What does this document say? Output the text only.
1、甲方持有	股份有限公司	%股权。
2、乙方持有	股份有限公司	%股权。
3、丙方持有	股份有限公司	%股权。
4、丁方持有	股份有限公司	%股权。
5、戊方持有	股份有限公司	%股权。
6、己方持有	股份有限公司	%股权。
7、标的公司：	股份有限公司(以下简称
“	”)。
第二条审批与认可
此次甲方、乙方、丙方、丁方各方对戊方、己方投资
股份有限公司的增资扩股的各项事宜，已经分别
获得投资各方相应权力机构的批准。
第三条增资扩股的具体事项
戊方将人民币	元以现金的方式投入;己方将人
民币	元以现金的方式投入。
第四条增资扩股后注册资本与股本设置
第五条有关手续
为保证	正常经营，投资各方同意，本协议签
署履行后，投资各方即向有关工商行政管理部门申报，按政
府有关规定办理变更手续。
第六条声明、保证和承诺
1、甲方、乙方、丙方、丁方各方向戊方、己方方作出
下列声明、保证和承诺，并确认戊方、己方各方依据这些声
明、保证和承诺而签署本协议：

§

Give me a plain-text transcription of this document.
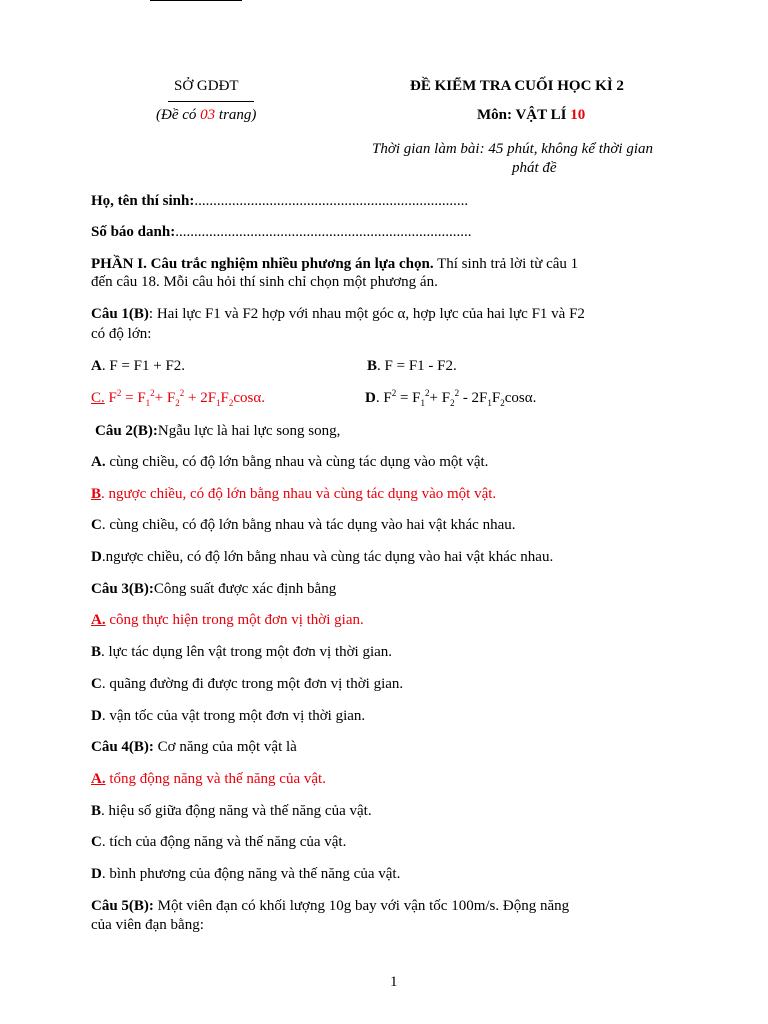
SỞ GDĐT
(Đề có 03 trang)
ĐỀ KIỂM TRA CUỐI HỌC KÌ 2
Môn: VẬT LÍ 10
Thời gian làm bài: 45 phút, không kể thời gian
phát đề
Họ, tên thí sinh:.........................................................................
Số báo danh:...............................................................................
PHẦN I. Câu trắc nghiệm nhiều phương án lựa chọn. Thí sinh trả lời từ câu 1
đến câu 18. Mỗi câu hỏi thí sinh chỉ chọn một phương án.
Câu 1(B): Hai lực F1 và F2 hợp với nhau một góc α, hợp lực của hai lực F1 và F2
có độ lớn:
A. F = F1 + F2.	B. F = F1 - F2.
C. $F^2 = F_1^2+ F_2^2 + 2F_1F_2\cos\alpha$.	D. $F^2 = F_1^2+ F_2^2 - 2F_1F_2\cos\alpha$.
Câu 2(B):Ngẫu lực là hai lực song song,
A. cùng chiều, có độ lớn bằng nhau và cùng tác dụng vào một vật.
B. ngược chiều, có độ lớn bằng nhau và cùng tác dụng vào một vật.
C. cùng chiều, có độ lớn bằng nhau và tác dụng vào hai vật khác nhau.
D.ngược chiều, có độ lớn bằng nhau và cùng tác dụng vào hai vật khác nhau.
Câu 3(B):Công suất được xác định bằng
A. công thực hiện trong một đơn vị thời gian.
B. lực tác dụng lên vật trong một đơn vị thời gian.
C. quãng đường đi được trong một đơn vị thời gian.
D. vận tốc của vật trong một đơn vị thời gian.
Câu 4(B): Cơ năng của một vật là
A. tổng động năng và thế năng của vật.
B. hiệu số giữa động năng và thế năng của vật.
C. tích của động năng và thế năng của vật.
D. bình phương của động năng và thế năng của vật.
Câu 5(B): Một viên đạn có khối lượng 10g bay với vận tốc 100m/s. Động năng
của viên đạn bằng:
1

§

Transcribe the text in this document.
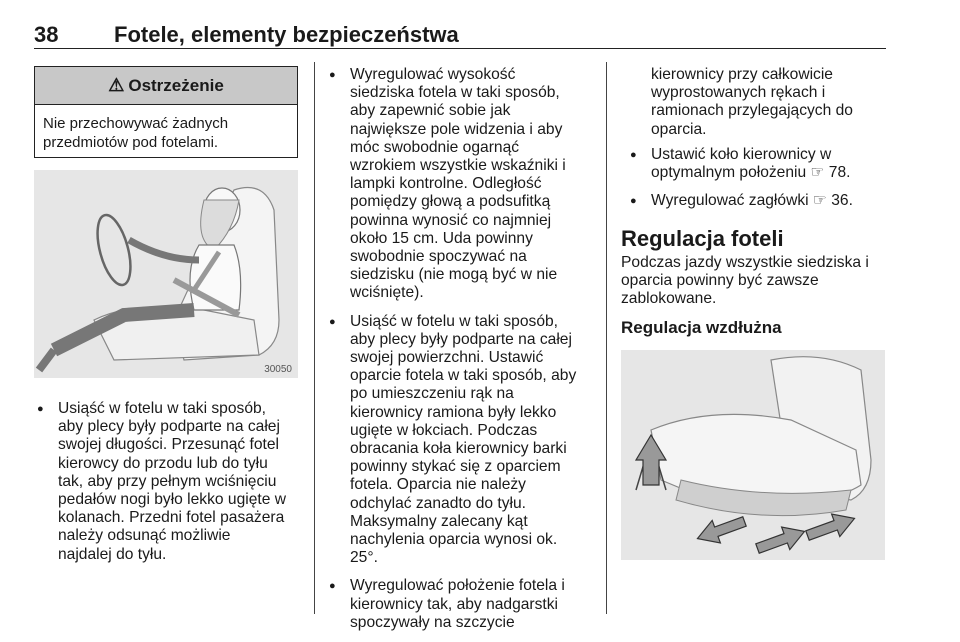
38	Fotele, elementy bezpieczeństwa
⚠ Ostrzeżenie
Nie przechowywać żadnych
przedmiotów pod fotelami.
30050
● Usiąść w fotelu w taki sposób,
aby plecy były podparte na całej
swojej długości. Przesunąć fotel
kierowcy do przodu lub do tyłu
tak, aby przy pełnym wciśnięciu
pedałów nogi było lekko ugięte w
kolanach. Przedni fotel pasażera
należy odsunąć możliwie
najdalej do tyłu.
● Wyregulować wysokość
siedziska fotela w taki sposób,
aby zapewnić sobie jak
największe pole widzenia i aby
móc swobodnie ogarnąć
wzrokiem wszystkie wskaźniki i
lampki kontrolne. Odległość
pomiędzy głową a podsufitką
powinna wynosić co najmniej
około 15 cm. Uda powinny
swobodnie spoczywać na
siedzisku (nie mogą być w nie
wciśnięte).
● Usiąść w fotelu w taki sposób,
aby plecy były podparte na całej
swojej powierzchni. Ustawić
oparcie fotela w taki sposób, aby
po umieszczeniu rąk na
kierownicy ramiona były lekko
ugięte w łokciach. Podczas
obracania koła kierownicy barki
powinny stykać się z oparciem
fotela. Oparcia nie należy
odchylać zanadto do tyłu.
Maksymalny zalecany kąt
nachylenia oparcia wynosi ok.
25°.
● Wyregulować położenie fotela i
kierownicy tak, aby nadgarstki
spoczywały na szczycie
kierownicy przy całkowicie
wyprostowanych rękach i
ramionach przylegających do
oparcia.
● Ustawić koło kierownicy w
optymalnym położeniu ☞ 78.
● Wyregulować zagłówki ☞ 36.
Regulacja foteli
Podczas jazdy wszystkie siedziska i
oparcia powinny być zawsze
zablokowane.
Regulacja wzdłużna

§

◆ Stated problem ◆
Tell how many lines in the records above contain "Wyregulować", giving the number and no other words.

◆ Output of the task ◆
3